** START **

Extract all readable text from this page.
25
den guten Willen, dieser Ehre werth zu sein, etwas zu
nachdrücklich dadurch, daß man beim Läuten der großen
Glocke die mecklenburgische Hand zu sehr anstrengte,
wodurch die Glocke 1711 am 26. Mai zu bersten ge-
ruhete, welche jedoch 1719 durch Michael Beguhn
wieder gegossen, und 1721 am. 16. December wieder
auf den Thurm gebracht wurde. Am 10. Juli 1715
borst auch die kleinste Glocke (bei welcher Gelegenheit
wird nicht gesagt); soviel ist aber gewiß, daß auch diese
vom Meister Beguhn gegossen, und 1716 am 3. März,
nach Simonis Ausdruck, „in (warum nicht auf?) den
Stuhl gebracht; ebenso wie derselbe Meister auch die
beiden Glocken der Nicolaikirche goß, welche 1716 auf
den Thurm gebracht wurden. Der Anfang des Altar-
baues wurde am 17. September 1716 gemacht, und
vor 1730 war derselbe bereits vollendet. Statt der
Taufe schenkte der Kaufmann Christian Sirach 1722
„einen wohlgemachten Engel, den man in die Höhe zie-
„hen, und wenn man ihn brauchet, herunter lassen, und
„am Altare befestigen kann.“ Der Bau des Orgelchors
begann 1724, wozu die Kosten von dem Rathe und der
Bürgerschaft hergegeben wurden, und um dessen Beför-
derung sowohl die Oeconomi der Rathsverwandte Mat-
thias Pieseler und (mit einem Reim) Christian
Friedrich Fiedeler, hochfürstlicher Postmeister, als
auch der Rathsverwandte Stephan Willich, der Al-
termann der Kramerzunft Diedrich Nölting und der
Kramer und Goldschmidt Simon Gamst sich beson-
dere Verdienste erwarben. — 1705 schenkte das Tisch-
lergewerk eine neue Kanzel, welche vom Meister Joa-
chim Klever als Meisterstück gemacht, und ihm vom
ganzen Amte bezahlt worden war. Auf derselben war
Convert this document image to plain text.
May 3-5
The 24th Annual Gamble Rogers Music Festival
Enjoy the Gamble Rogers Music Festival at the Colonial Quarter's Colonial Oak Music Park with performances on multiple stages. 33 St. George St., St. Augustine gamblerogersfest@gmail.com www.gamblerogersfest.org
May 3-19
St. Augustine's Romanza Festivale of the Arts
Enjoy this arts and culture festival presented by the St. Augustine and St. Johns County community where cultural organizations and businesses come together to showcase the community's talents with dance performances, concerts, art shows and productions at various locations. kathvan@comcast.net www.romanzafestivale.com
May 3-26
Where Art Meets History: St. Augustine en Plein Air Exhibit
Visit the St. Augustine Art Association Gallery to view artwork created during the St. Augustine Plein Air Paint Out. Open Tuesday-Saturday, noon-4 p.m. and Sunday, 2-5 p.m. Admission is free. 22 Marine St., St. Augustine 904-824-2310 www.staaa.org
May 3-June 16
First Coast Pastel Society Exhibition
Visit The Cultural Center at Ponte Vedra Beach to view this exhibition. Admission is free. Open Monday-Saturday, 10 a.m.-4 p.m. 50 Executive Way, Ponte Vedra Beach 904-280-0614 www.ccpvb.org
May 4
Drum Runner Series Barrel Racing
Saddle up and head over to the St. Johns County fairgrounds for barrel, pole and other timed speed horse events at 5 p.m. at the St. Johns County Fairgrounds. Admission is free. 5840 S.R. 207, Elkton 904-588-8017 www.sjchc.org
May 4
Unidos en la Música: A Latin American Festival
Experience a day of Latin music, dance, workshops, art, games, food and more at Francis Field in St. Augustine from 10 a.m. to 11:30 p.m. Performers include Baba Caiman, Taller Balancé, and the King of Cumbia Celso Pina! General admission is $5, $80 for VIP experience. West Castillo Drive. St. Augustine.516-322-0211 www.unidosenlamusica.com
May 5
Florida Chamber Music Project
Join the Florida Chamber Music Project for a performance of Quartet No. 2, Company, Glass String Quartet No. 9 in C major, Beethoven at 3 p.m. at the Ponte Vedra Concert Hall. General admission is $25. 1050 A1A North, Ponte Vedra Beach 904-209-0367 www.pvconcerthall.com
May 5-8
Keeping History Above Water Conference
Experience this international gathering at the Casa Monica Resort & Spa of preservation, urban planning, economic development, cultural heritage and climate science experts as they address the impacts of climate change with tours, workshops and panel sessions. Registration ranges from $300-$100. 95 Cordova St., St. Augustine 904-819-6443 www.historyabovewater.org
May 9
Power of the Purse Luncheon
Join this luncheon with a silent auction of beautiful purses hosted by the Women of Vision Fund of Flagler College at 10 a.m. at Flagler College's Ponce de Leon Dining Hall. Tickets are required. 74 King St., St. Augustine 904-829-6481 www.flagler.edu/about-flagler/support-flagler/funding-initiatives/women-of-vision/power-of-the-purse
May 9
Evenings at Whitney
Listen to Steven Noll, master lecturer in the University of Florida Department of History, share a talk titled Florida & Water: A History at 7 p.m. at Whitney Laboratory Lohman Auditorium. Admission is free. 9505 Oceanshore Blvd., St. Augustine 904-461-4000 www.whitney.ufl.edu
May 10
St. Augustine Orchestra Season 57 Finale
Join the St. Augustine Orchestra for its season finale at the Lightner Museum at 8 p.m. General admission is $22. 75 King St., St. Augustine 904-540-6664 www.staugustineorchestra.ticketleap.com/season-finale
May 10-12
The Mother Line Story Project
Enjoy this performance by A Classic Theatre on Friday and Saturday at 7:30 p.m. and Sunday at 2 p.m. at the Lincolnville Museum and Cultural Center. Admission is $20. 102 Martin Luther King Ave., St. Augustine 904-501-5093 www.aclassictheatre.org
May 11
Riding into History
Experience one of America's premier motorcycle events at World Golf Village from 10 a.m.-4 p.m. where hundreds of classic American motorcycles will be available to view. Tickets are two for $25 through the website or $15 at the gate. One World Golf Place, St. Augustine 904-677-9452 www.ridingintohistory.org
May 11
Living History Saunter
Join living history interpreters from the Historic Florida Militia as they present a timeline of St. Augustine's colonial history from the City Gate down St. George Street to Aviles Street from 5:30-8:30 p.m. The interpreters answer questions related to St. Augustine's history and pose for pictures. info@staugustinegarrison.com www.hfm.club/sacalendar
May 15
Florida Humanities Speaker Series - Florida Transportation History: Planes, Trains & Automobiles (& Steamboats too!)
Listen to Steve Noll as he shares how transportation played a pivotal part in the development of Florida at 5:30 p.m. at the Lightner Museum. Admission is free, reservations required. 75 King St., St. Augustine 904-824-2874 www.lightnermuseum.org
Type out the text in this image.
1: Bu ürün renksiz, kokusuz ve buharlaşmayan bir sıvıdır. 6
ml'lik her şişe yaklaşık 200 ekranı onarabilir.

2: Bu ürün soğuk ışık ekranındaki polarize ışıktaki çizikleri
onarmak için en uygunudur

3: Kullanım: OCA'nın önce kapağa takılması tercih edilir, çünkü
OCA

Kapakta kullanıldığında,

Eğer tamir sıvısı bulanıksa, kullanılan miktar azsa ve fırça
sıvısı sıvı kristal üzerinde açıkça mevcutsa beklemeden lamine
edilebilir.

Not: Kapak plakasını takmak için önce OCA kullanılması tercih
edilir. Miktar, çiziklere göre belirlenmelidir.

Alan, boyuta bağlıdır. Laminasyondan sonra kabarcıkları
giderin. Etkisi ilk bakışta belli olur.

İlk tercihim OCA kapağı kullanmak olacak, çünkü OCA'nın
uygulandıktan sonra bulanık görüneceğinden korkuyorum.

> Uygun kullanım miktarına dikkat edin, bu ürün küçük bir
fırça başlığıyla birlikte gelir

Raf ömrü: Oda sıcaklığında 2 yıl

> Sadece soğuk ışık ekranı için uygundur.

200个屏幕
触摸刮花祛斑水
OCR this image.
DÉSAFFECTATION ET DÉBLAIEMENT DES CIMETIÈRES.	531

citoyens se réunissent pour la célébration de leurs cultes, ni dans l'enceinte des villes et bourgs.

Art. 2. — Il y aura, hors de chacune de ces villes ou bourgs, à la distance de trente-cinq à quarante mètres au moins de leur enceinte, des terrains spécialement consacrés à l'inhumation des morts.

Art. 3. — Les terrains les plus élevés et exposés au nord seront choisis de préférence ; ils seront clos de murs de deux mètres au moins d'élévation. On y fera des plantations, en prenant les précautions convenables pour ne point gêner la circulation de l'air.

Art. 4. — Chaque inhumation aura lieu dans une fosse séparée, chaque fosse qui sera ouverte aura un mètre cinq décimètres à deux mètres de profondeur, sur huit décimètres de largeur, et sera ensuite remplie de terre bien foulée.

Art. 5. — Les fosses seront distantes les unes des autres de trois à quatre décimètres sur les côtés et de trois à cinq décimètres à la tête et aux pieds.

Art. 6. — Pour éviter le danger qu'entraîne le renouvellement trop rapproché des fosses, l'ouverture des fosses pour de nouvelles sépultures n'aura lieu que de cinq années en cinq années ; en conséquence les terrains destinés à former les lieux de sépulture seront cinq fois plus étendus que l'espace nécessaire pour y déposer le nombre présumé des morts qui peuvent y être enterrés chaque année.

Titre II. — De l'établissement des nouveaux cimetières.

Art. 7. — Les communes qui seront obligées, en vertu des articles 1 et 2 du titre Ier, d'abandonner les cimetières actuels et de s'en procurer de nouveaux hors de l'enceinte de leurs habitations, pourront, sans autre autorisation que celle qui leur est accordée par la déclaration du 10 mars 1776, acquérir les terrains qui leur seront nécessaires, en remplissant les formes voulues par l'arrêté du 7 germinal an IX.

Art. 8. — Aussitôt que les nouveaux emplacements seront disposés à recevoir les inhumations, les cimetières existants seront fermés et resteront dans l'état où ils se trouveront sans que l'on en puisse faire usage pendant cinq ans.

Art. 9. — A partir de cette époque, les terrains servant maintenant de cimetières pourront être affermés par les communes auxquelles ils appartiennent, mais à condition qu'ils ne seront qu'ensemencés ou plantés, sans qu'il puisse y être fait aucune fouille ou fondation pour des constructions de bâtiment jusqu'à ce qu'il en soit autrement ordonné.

** END **

Write out every line of the preceding listing that contains "Series".

> _Answer for this exercise_
Drum Runner Series Barrel Racing
Florida Humanities Speaker Series - Florida Transportation History: Planes, Trains & Automobiles (& Steamboats too!)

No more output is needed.